▶ INSTRUCTIONS FOR THE TASK
Find each line with the string "Acres" and copy it.

Collection entries:

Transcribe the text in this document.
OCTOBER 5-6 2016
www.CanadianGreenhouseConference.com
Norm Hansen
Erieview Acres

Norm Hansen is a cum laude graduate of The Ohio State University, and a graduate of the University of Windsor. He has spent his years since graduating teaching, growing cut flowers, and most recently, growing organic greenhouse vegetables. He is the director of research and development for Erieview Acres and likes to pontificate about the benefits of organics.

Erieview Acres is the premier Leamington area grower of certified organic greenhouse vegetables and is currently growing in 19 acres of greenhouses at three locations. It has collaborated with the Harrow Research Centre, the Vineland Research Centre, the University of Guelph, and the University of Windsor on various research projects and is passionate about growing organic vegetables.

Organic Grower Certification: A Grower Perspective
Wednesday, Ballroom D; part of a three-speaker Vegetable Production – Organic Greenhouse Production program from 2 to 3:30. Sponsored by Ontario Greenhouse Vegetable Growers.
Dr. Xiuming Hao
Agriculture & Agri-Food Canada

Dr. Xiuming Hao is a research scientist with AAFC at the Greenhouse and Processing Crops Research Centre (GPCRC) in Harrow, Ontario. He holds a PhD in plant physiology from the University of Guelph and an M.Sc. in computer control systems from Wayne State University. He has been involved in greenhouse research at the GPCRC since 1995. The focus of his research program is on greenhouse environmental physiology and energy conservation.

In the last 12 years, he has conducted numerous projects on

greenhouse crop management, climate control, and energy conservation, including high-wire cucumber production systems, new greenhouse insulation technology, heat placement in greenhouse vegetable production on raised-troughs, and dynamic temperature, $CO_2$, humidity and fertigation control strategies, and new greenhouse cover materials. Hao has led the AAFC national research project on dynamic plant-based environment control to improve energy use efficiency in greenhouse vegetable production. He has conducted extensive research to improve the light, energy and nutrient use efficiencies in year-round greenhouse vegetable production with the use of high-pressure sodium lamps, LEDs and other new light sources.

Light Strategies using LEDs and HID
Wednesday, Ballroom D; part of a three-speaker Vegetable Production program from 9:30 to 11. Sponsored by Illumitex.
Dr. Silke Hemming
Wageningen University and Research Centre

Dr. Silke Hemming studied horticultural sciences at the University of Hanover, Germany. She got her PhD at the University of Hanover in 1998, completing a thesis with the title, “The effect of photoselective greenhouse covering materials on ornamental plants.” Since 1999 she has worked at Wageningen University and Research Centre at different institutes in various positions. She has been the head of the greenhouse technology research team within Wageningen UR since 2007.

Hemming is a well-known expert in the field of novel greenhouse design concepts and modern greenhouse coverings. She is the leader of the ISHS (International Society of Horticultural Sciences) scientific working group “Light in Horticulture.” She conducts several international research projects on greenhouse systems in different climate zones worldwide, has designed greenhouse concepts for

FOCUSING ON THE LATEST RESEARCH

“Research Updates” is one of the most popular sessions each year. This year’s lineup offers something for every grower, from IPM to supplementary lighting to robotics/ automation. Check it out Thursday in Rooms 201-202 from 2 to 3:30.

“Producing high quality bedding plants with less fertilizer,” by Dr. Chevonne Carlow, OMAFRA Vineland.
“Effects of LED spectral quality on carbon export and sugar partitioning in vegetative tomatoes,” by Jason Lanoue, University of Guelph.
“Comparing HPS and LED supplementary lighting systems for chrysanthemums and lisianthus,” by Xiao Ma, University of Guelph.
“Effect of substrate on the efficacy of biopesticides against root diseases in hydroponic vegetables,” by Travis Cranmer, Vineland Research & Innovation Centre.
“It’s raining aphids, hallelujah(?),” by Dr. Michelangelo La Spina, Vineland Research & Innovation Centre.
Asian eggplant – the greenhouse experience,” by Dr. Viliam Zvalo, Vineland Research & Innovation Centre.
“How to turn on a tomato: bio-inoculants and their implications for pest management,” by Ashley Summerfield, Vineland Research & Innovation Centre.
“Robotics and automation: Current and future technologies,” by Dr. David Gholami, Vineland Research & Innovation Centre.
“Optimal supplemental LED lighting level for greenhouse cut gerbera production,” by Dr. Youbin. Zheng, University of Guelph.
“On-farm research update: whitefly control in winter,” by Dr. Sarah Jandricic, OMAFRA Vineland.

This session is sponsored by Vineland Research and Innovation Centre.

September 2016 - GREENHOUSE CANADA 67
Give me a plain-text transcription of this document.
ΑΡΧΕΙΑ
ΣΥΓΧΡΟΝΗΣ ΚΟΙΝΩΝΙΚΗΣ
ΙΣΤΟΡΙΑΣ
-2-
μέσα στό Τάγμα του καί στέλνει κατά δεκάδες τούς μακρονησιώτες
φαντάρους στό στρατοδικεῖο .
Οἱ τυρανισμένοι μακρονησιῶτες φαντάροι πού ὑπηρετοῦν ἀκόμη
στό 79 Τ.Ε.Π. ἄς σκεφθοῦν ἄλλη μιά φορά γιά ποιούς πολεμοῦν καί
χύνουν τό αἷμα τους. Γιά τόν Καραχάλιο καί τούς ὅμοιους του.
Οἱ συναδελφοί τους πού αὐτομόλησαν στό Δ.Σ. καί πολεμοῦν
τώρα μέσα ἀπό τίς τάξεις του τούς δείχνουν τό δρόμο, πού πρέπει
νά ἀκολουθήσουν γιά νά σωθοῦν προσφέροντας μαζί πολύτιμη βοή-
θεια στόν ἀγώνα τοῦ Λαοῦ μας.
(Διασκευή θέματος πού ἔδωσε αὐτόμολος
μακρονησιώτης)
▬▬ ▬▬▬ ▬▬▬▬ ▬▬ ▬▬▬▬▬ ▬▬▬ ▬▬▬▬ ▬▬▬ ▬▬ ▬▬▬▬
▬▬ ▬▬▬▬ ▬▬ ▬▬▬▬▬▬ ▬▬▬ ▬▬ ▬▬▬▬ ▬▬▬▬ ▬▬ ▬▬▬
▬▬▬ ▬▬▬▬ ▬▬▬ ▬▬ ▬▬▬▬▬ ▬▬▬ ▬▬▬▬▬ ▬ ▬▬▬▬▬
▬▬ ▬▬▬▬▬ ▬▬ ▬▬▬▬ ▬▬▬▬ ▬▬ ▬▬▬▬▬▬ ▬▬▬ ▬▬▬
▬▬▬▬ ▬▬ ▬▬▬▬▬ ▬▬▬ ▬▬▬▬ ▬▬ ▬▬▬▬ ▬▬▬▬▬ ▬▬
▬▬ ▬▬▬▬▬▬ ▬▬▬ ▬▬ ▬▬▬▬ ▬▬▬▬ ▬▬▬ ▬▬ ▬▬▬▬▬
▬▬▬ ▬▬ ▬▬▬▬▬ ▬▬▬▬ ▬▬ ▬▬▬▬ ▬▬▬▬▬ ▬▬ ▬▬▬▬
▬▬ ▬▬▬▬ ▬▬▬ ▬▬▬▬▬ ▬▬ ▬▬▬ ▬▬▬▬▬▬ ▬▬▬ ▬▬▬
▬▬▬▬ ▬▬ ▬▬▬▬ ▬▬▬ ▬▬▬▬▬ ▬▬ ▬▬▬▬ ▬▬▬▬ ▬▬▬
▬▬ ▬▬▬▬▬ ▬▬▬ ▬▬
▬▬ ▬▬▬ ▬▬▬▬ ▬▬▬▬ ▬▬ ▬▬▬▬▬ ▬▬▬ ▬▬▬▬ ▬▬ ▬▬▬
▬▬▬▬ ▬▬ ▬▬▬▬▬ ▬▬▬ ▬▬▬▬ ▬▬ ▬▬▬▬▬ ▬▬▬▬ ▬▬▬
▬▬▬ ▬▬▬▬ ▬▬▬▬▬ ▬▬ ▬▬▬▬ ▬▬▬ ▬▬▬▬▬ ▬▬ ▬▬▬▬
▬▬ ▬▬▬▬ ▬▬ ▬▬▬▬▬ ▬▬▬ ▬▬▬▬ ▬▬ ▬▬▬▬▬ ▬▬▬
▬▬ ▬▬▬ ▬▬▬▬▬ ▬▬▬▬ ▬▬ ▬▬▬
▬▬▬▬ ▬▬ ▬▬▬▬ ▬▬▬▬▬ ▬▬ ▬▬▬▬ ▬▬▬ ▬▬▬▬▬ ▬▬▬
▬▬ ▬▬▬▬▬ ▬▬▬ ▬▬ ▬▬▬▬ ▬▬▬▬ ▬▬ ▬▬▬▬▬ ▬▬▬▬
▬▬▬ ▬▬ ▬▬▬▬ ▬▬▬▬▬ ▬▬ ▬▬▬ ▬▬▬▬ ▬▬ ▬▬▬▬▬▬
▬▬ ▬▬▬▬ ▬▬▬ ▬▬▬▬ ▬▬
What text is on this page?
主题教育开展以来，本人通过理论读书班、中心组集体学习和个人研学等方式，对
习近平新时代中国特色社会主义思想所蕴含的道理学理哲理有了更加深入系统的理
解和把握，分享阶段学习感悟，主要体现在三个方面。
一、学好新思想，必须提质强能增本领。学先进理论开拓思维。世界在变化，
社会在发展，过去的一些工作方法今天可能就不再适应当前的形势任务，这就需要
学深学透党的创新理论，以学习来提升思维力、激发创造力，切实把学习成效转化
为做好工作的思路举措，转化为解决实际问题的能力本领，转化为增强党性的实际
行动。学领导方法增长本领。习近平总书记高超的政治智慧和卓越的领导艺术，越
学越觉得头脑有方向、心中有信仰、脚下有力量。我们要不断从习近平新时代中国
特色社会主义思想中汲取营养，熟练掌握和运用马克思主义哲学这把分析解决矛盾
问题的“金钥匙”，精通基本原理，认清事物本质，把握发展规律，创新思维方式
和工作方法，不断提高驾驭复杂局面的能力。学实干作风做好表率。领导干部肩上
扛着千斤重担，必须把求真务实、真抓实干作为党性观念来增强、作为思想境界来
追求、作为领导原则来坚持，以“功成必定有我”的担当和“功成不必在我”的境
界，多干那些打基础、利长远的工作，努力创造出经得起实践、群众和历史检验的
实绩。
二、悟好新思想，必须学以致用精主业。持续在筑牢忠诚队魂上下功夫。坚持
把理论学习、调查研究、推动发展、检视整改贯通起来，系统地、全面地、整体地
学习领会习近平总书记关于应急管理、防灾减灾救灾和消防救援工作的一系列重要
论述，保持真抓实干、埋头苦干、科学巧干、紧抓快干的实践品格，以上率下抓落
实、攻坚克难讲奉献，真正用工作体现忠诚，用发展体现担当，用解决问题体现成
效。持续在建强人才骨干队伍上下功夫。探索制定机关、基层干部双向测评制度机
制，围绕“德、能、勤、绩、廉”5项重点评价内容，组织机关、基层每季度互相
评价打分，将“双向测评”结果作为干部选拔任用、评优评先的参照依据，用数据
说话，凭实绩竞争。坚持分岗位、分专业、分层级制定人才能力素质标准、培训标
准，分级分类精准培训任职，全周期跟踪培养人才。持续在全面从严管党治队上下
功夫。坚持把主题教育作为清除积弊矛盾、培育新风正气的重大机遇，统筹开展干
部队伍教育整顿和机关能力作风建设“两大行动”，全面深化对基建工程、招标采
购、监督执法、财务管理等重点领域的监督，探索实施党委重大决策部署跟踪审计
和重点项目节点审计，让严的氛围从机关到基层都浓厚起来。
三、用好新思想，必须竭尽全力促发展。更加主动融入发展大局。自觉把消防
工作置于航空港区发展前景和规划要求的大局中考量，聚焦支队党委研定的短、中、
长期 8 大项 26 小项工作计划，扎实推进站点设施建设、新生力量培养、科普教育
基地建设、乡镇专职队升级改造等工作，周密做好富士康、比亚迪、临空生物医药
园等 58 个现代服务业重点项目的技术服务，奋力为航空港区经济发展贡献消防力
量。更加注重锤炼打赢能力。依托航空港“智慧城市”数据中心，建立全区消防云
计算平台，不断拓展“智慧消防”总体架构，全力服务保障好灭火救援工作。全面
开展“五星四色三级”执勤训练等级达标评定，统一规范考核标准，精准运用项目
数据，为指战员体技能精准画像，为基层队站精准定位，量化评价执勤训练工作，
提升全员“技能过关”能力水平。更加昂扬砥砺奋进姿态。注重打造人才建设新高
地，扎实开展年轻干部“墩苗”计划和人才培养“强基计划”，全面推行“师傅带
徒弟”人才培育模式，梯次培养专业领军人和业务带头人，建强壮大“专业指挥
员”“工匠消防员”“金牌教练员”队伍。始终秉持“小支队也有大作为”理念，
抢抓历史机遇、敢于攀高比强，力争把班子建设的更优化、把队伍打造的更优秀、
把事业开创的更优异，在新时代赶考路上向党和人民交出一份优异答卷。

▶ RESULT FOR THIS EXERCISE
Erieview Acres
Norm Hansen is a cum laude graduate of The Ohio State University, and a graduate of the University of Windsor. He has spent his years since graduating teaching, growing cut flowers, and most recently, growing organic greenhouse vegetables. He is the director of research and development for Erieview Acres and likes to pontificate about the benefits of organics.
Erieview Acres is the premier Leamington area grower of certified organic greenhouse vegetables and is currently growing in 19 acres of greenhouses at three locations. It has collaborated with the Harrow Research Centre, the Vineland Research Centre, the University of Guelph, and the University of Windsor on various research projects and is passionate about growing organic vegetables.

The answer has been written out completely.